> [Stated exercise]
Examine the material below. Gather every line in which the string "Рособрнадзор" appears.

* * * * * * *

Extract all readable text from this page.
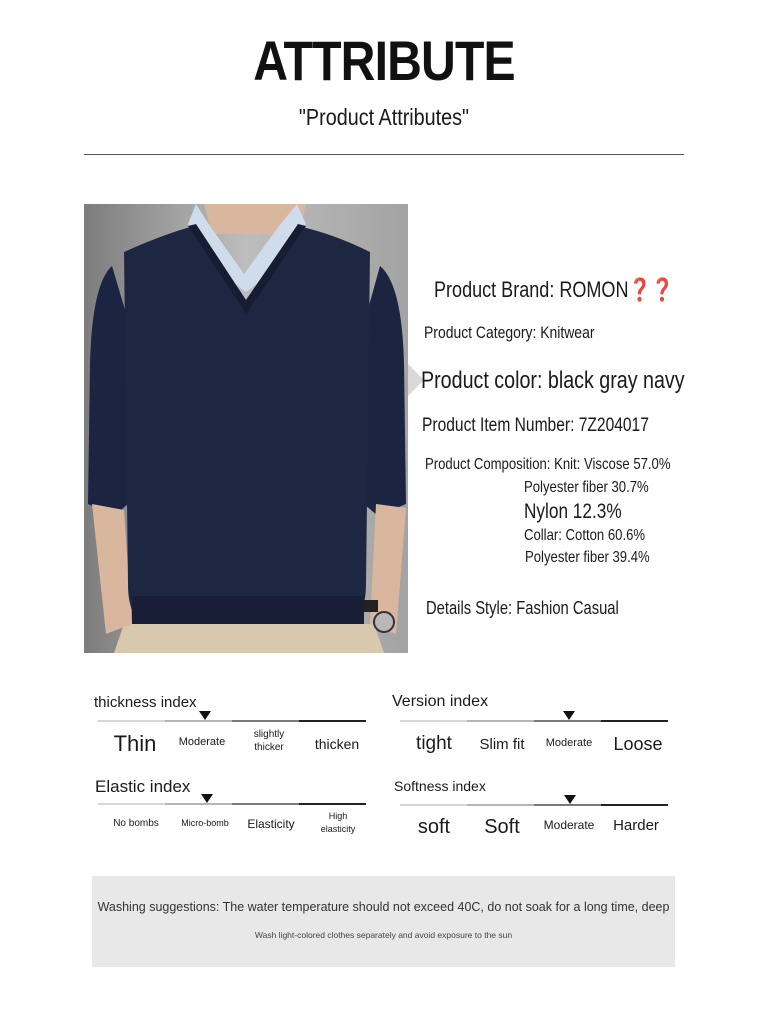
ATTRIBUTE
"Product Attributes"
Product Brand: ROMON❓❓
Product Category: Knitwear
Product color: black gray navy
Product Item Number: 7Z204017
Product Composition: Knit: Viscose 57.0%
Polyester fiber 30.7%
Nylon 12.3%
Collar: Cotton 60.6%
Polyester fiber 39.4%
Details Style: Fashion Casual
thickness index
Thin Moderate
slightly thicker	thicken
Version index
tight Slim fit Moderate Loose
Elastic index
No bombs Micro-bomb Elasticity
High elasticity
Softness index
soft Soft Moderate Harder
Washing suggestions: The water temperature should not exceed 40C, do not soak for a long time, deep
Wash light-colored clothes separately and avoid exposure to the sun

* * * * * * *

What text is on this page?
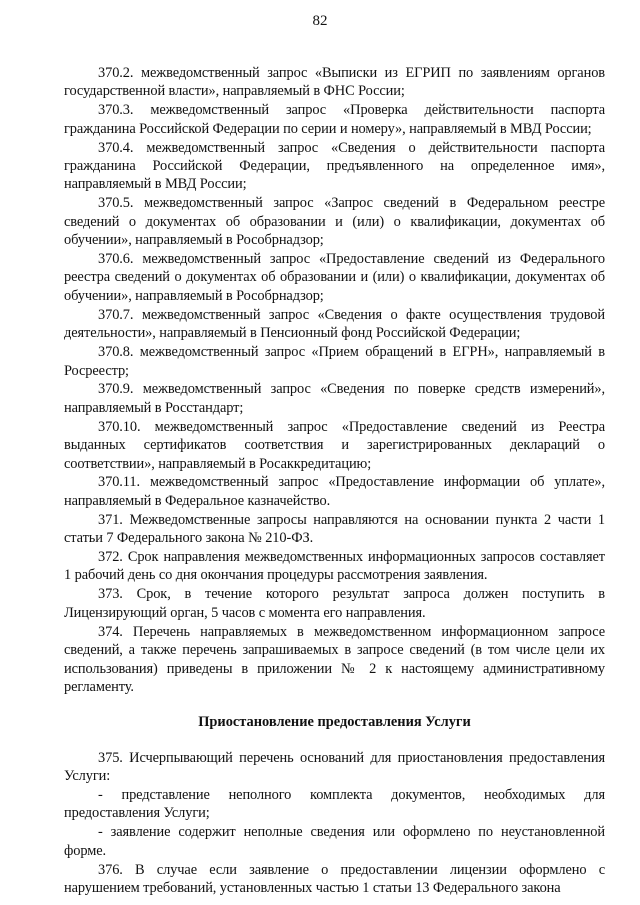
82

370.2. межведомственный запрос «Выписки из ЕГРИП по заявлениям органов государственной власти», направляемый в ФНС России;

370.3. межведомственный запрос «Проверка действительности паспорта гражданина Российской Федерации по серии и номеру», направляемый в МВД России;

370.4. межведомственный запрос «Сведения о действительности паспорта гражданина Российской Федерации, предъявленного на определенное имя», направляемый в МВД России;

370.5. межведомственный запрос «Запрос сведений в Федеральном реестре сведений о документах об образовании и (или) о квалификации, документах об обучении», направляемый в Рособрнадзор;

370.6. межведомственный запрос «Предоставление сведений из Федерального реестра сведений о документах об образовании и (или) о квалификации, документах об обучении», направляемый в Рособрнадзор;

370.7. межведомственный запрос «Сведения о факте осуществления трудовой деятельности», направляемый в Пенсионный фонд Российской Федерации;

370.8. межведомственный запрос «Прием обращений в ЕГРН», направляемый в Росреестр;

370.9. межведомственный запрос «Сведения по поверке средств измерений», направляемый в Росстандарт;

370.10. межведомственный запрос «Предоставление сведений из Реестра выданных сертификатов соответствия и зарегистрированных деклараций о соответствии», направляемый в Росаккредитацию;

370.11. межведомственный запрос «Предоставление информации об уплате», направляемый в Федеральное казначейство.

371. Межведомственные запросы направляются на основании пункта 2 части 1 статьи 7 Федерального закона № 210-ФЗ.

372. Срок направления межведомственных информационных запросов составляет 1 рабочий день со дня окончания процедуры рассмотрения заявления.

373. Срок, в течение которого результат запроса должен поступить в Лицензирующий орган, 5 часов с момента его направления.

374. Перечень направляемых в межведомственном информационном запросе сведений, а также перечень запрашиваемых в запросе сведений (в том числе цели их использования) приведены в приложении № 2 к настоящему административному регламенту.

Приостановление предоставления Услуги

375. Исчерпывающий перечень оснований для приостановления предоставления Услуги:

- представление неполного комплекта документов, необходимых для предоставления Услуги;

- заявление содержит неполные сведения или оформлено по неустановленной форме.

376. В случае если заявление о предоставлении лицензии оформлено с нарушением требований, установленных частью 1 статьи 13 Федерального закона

* * * * * * *

> [Written solution]
370.5. межведомственный запрос «Запрос сведений в Федеральном реестре сведений о документах об образовании и (или) о квалификации, документах об обучении», направляемый в Рособрнадзор;
370.6. межведомственный запрос «Предоставление сведений из Федерального реестра сведений о документах об образовании и (или) о квалификации, документах об обучении», направляемый в Рособрнадзор;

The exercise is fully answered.